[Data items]
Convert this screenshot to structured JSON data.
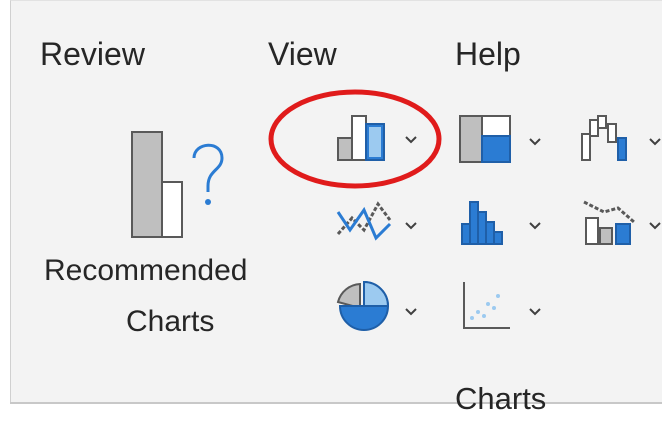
{
  "tabs": [
    {
      "label": "Review"
    },
    {
      "label": "View"
    },
    {
      "label": "Help"
    }
  ],
  "recommended": {
    "line1": "Recommended",
    "line2": "Charts"
  },
  "group": {
    "label": "Charts"
  },
  "colors": {
    "accent_blue": "#2b7cd3",
    "light_blue": "#9ccaf0",
    "gray_fill": "#bfbfbf",
    "highlight_red": "#e01b1b",
    "ribbon_bg": "#f3f3f3"
  }
}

▶ **Direction**
The pictures should not appear in the copy; every other part of the records above must be returned exactly.

▶ **Response**
Convert this screenshot to structured JSON data.
{
  "tabs": [
    {
      "label": "Review"
    },
    {
      "label": "View"
    },
    {
      "label": "Help"
    }
  ],
  "recommended": {
    "line1": "Recommended",
    "line2": "Charts"
  },
  "group": {
    "label": "Charts"
  },
  "colors": {
    "accent_blue": "#2b7cd3",
    "light_blue": "#9ccaf0",
    "gray_fill": "#bfbfbf",
    "highlight_red": "#e01b1b",
    "ribbon_bg": "#f3f3f3"
  }
}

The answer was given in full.